→ **PROBLEM TO WORK ON**: Set down, unchanged, the lines of the material that begin with the line containing "event-title: イベント 1001, WER-SystemErrorReporting" and end with the line containing "column-header[interactable]: レベル —", including both of those lines.

→ **GIVEN INFORMATION**:
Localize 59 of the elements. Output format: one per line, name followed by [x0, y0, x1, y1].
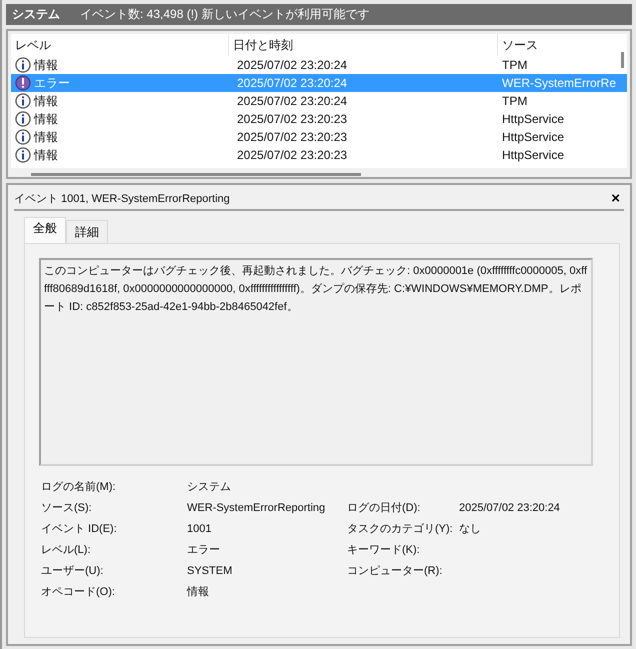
event-title: イベント 1001, WER-SystemErrorReporting — [14, 192, 230, 206]
tab[interactable]: 全般 — [24, 217, 66, 243]
property-label: イベント ID(E): — [41, 522, 118, 537]
date-cell-text: 2025/07/02 23:20:23 — [236, 147, 348, 164]
property-label: ログの名前(M): — [41, 480, 117, 495]
scrollbar[interactable] — [621, 52, 624, 68]
source-cell-text: HttpService — [501, 111, 564, 128]
date-cell-text: 2025/07/02 23:20:24 — [236, 75, 348, 92]
level-text: 情報 — [34, 128, 58, 146]
property-label: レベル(L): — [41, 543, 92, 558]
property-label: コンピューター(R): — [347, 564, 444, 579]
level-text: 情報 — [34, 146, 58, 164]
event-row[interactable]: 情報 2025/07/02 23:20:23 HttpService — [11, 110, 627, 128]
property-value: 1001 — [187, 522, 212, 537]
property-value: なし — [459, 522, 482, 537]
property-value: 2025/07/02 23:20:24 — [459, 501, 561, 516]
source-cell-text: TPM — [501, 57, 528, 74]
property-label: オペコード(O): — [41, 585, 116, 600]
source-cell-text: WER-SystemErrorRe — [501, 75, 616, 92]
level-text: エラー — [34, 74, 70, 92]
event-count: イベント数: 43,498 (!) 新しいイベントが利用可能です — [80, 6, 370, 23]
event-row[interactable]: 情報 2025/07/02 23:20:23 HttpService — [11, 146, 627, 164]
column-header[interactable]: レベル — [11, 34, 229, 56]
tab[interactable]: 詳細 — [66, 220, 108, 243]
log-title: システム — [12, 6, 60, 23]
date-cell-text: 2025/07/02 23:20:23 — [236, 111, 348, 128]
property-label: ユーザー(U): — [41, 564, 104, 579]
property-label: ソース(S): — [41, 501, 93, 516]
level-text: 情報 — [34, 56, 58, 74]
event-description: このコンピューターはバグチェック後、再起動されました。バグチェック: 0x0000001e (0xffffffffc0000005, 0xfffff80689d1618f, 0x0000000000000000, 0xffffffffffffffff)。ダンプの保存先: C:¥WINDOWS¥MEMORY.DMP。レポート ID: c852f853-25ad-42e1-94bb-2b8465042fef。 — [44, 264, 588, 315]
event-row[interactable]: 情報 2025/07/02 23:20:24 TPM — [11, 92, 627, 110]
scrollbar[interactable] — [31, 172, 361, 176]
level-text: 情報 — [34, 110, 58, 128]
property-value: 情報 — [187, 585, 210, 600]
date-cell-text: 2025/07/02 23:20:24 — [236, 57, 348, 74]
date-cell-text: 2025/07/02 23:20:23 — [236, 129, 348, 146]
info-icon — [15, 111, 31, 127]
level-text: 情報 — [34, 92, 58, 110]
property-label: タスクのカテゴリ(Y): — [347, 522, 454, 537]
source-cell-text: HttpService — [501, 129, 564, 146]
event-row[interactable]: 情報 2025/07/02 23:20:23 HttpService — [11, 128, 627, 146]
source-cell-text: HttpService — [501, 147, 564, 164]
source-cell-text: TPM — [501, 93, 528, 110]
info-icon — [15, 93, 31, 109]
property-value: WER-SystemErrorReporting — [187, 501, 326, 516]
property-value: システム — [187, 480, 232, 495]
property-label: ログの日付(D): — [347, 501, 422, 516]
date-cell-text: 2025/07/02 23:20:24 — [236, 93, 348, 110]
property-label: キーワード(K): — [347, 543, 421, 558]
error-icon — [15, 75, 31, 91]
event-row[interactable]: 情報 2025/07/02 23:20:24 TPM — [11, 56, 627, 74]
info-icon — [15, 129, 31, 145]
property-value: SYSTEM — [187, 564, 234, 579]
property-value: エラー — [187, 543, 221, 558]
column-header[interactable]: ソース — [498, 34, 627, 56]
info-icon — [15, 57, 31, 73]
info-icon — [15, 147, 31, 163]
close-button[interactable]: × — [607, 190, 624, 206]
column-header[interactable]: 日付と時刻 — [229, 34, 498, 56]
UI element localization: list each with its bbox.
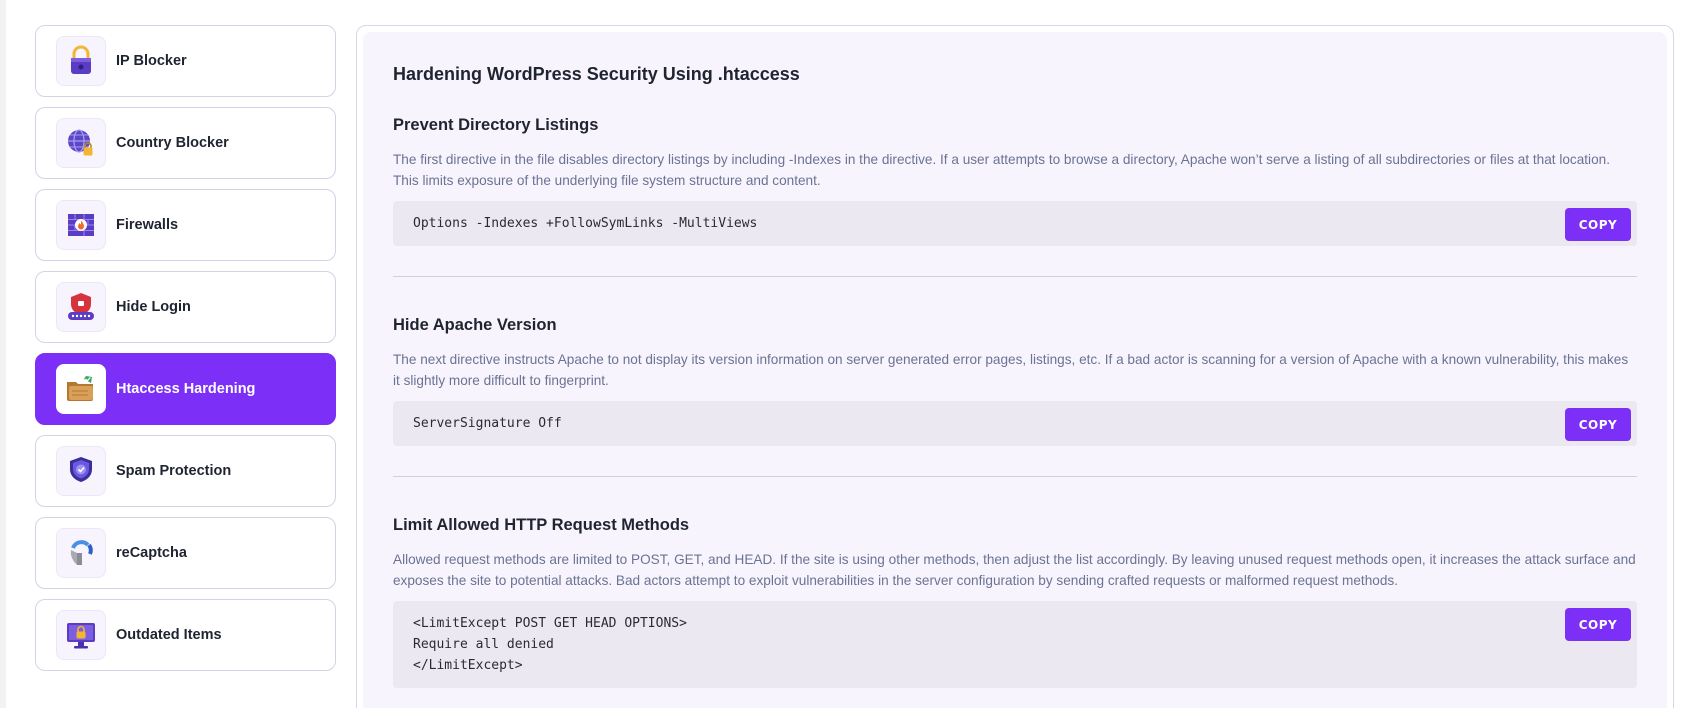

→ **WRITTEN RESPONSE**:
event-title: イベント 1001, WER-SystemErrorReporting — [14, 192, 230, 206]
tab[interactable]: 全般 — [24, 217, 66, 243]
property-label: イベント ID(E): — [41, 522, 118, 537]
date-cell-text: 2025/07/02 23:20:23 — [236, 147, 348, 164]
property-label: ログの名前(M): — [41, 480, 117, 495]
scrollbar[interactable] — [621, 52, 624, 68]
source-cell-text: HttpService — [501, 111, 564, 128]
date-cell-text: 2025/07/02 23:20:24 — [236, 75, 348, 92]
level-text: 情報 — [34, 128, 58, 146]
property-label: レベル(L): — [41, 543, 92, 558]
property-label: コンピューター(R): — [347, 564, 444, 579]
level-text: 情報 — [34, 146, 58, 164]
event-row[interactable]: 情報 2025/07/02 23:20:23 HttpService — [11, 110, 627, 128]
property-value: 1001 — [187, 522, 212, 537]
property-value: なし — [459, 522, 482, 537]
property-value: 2025/07/02 23:20:24 — [459, 501, 561, 516]
source-cell-text: TPM — [501, 57, 528, 74]
property-label: オペコード(O): — [41, 585, 116, 600]
source-cell-text: WER-SystemErrorRe — [501, 75, 616, 92]
level-text: エラー — [34, 74, 70, 92]
event-count: イベント数: 43,498 (!) 新しいイベントが利用可能です — [80, 6, 370, 23]
event-row[interactable]: 情報 2025/07/02 23:20:23 HttpService — [11, 146, 627, 164]
column-header[interactable]: レベル — [11, 34, 229, 56]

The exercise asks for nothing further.